-- begin Information shown --

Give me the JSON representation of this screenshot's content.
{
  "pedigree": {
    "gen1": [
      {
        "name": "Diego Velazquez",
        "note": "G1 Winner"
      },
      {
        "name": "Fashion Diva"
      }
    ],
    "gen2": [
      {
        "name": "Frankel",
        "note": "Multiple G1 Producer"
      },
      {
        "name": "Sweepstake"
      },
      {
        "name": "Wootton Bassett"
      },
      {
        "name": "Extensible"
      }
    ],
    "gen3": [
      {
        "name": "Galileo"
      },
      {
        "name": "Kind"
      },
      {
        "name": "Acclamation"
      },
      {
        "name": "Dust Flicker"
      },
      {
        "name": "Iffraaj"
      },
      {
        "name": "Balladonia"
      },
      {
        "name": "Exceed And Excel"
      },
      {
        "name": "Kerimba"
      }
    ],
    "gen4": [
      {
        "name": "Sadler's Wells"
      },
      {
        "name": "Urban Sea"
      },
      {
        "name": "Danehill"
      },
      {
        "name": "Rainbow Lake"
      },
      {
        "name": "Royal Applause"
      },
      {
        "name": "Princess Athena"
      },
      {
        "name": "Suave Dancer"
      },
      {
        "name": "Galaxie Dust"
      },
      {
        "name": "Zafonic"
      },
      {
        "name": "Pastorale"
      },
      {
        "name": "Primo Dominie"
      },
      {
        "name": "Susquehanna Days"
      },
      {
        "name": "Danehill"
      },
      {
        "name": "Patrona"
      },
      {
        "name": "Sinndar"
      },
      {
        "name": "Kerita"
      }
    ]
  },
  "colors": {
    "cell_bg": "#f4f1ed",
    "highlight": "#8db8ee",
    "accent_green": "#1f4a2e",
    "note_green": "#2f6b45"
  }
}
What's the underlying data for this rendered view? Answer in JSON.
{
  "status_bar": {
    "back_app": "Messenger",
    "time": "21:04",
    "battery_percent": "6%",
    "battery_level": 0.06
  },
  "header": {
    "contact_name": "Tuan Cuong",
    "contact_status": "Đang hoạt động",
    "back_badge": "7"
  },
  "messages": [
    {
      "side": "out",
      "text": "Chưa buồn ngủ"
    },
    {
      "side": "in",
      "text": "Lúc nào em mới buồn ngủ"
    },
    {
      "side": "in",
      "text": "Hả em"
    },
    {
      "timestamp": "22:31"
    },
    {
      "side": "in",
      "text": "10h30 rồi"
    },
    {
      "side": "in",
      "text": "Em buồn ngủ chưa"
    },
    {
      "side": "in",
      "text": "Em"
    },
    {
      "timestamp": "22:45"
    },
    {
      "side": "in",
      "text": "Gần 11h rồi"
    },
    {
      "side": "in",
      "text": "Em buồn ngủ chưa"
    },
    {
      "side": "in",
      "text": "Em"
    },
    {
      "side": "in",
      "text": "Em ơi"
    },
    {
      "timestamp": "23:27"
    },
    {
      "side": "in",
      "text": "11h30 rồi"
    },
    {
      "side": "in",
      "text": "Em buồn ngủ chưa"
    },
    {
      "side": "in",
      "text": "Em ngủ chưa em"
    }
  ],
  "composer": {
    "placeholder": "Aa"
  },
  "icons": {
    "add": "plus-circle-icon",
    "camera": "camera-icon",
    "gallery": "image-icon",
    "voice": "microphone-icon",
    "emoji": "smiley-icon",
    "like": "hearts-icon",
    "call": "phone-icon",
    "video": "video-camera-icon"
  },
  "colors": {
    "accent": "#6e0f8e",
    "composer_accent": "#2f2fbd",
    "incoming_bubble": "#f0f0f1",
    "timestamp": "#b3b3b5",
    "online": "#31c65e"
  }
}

-- end Information shown --

- _What the task requires_:
Above are the records; retype every one exactly.

- _Solution_:
Give me the JSON representation of this screenshot's content.
{
  "pedigree": {
    "gen1": [
      {
        "name": "Diego Velazquez",
        "note": "G1 Winner"
      },
      {
        "name": "Fashion Diva"
      }
    ],
    "gen2": [
      {
        "name": "Frankel",
        "note": "Multiple G1 Producer"
      },
      {
        "name": "Sweepstake"
      },
      {
        "name": "Wootton Bassett"
      },
      {
        "name": "Extensible"
      }
    ],
    "gen3": [
      {
        "name": "Galileo"
      },
      {
        "name": "Kind"
      },
      {
        "name": "Acclamation"
      },
      {
        "name": "Dust Flicker"
      },
      {
        "name": "Iffraaj"
      },
      {
        "name": "Balladonia"
      },
      {
        "name": "Exceed And Excel"
      },
      {
        "name": "Kerimba"
      }
    ],
    "gen4": [
      {
        "name": "Sadler's Wells"
      },
      {
        "name": "Urban Sea"
      },
      {
        "name": "Danehill"
      },
      {
        "name": "Rainbow Lake"
      },
      {
        "name": "Royal Applause"
      },
      {
        "name": "Princess Athena"
      },
      {
        "name": "Suave Dancer"
      },
      {
        "name": "Galaxie Dust"
      },
      {
        "name": "Zafonic"
      },
      {
        "name": "Pastorale"
      },
      {
        "name": "Primo Dominie"
      },
      {
        "name": "Susquehanna Days"
      },
      {
        "name": "Danehill"
      },
      {
        "name": "Patrona"
      },
      {
        "name": "Sinndar"
      },
      {
        "name": "Kerita"
      }
    ]
  },
  "colors": {
    "cell_bg": "#f4f1ed",
    "highlight": "#8db8ee",
    "accent_green": "#1f4a2e",
    "note_green": "#2f6b45"
  }
}
What's the underlying data for this rendered view? Answer in JSON.
{
  "status_bar": {
    "back_app": "Messenger",
    "time": "21:04",
    "battery_percent": "6%",
    "battery_level": 0.06
  },
  "header": {
    "contact_name": "Tuan Cuong",
    "contact_status": "Đang hoạt động",
    "back_badge": "7"
  },
  "messages": [
    {
      "side": "out",
      "text": "Chưa buồn ngủ"
    },
    {
      "side": "in",
      "text": "Lúc nào em mới buồn ngủ"
    },
    {
      "side": "in",
      "text": "Hả em"
    },
    {
      "timestamp": "22:31"
    },
    {
      "side": "in",
      "text": "10h30 rồi"
    },
    {
      "side": "in",
      "text": "Em buồn ngủ chưa"
    },
    {
      "side": "in",
      "text": "Em"
    },
    {
      "timestamp": "22:45"
    },
    {
      "side": "in",
      "text": "Gần 11h rồi"
    },
    {
      "side": "in",
      "text": "Em buồn ngủ chưa"
    },
    {
      "side": "in",
      "text": "Em"
    },
    {
      "side": "in",
      "text": "Em ơi"
    },
    {
      "timestamp": "23:27"
    },
    {
      "side": "in",
      "text": "11h30 rồi"
    },
    {
      "side": "in",
      "text": "Em buồn ngủ chưa"
    },
    {
      "side": "in",
      "text": "Em ngủ chưa em"
    }
  ],
  "composer": {
    "placeholder": "Aa"
  },
  "icons": {
    "add": "plus-circle-icon",
    "camera": "camera-icon",
    "gallery": "image-icon",
    "voice": "microphone-icon",
    "emoji": "smiley-icon",
    "like": "hearts-icon",
    "call": "phone-icon",
    "video": "video-camera-icon"
  },
  "colors": {
    "accent": "#6e0f8e",
    "composer_accent": "#2f2fbd",
    "incoming_bubble": "#f0f0f1",
    "timestamp": "#b3b3b5",
    "online": "#31c65e"
  }
}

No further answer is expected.